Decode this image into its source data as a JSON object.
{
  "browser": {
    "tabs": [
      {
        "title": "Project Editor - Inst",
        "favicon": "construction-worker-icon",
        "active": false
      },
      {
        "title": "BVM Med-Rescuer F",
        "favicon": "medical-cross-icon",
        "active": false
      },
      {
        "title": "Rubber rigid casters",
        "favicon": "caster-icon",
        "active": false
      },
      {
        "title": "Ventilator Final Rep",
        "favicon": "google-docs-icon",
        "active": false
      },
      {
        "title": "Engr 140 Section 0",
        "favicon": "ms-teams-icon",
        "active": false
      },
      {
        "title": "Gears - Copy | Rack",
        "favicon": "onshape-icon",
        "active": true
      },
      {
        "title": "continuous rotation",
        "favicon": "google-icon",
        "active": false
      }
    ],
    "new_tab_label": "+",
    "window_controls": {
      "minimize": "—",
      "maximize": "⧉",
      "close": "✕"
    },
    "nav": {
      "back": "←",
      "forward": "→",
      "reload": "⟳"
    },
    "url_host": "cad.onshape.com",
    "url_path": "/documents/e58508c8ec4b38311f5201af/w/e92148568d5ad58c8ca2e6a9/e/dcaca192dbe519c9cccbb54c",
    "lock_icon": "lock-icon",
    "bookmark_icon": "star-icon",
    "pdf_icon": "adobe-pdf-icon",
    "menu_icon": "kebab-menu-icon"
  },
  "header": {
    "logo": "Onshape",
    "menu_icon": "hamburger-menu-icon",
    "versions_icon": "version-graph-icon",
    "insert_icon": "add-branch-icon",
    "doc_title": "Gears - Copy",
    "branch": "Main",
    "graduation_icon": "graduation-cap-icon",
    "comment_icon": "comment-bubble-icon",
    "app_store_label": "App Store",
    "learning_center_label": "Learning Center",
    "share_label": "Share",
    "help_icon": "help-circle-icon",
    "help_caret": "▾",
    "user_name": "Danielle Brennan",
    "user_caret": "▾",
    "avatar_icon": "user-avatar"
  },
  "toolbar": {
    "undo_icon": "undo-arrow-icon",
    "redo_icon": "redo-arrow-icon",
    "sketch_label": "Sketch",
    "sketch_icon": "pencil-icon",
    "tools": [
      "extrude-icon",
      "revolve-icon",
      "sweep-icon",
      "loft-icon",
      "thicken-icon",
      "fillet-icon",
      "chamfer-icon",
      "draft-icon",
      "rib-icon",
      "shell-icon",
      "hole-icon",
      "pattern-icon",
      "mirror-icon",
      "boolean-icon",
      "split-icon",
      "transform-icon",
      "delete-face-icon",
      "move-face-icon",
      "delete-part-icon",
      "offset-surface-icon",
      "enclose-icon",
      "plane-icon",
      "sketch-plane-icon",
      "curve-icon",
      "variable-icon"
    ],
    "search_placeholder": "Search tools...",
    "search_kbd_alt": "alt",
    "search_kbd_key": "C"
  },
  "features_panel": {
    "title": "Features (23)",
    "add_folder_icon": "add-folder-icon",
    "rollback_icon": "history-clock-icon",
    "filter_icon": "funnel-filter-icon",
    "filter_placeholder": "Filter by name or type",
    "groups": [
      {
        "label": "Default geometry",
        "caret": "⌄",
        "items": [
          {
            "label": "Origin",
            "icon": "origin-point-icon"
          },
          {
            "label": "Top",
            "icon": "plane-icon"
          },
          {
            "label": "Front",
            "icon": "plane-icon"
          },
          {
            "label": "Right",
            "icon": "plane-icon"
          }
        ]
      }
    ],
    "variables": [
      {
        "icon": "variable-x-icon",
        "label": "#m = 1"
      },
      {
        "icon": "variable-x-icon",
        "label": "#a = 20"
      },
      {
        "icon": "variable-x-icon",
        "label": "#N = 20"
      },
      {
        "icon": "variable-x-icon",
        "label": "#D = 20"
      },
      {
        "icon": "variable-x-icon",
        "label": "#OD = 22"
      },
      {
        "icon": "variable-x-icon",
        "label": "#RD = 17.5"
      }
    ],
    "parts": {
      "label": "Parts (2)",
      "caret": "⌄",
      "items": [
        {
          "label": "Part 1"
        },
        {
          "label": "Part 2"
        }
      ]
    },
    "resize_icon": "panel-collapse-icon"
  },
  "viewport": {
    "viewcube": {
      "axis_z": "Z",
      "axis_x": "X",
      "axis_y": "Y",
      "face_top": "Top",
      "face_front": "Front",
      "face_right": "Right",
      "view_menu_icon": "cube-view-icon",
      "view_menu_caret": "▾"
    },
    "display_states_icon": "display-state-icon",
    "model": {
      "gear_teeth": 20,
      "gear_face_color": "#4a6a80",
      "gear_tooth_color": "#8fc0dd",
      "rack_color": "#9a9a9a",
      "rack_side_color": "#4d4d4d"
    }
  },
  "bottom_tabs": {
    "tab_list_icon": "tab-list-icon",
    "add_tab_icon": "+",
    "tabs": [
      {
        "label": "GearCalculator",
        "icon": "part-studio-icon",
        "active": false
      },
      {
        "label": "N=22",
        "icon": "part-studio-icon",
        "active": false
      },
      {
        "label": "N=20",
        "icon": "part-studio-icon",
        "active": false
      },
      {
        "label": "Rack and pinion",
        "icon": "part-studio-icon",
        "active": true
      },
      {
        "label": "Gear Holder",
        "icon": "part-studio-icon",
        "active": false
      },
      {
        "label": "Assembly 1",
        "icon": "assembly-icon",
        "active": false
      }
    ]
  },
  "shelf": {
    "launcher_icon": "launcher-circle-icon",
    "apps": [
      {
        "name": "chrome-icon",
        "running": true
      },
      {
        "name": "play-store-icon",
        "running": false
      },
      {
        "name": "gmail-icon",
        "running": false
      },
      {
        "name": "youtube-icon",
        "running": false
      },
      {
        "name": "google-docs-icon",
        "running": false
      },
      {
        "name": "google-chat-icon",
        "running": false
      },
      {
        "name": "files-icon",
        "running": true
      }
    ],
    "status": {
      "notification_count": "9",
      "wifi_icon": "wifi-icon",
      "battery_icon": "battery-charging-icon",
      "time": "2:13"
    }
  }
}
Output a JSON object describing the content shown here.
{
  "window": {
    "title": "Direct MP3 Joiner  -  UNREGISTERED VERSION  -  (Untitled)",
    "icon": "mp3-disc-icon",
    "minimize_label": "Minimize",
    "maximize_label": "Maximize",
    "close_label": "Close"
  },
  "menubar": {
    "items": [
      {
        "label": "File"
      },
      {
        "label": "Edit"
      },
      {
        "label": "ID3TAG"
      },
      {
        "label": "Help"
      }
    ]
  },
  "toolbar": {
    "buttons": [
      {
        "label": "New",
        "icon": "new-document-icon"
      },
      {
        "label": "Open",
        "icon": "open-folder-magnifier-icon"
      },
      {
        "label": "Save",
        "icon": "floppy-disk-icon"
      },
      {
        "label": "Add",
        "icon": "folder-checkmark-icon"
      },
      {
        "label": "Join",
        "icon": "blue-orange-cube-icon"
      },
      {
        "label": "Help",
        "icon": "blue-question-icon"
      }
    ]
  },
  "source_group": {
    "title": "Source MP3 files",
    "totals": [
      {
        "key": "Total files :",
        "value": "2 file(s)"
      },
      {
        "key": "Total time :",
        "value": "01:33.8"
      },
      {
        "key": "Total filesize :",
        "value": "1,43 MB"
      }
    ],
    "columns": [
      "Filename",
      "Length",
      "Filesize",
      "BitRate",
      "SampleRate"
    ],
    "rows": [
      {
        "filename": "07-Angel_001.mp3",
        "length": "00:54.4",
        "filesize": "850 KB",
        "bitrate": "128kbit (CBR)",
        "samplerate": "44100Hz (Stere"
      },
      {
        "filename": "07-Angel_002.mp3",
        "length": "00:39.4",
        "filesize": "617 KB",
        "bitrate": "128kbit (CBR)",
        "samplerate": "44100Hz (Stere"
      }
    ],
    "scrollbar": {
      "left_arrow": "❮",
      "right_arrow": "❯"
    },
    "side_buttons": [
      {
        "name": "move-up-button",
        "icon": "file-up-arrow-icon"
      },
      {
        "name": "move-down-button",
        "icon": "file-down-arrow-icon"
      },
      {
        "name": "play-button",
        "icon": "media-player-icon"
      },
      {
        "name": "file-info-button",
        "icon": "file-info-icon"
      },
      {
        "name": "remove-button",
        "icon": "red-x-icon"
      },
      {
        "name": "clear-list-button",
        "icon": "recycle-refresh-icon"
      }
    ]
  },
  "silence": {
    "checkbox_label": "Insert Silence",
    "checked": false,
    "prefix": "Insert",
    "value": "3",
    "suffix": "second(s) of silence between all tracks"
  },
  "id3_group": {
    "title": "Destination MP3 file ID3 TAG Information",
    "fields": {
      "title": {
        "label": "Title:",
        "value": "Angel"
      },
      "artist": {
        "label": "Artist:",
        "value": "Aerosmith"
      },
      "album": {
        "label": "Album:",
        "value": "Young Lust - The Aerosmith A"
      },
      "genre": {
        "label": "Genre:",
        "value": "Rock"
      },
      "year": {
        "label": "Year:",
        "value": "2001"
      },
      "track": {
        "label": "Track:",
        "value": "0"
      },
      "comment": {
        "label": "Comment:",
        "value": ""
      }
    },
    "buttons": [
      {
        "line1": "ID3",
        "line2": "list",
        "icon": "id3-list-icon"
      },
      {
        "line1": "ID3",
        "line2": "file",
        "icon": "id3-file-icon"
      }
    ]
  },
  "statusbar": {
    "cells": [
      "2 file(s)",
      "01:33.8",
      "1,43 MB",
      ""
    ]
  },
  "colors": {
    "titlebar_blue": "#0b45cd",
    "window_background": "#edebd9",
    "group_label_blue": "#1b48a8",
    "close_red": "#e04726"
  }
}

▶ Task requirements
Search the entries for "list" and copy out each line that has it.

▶ Final result
    "tab_list_icon": "tab-list-icon",
        "name": "clear-list-button",
        "line2": "list",
        "icon": "id3-list-icon"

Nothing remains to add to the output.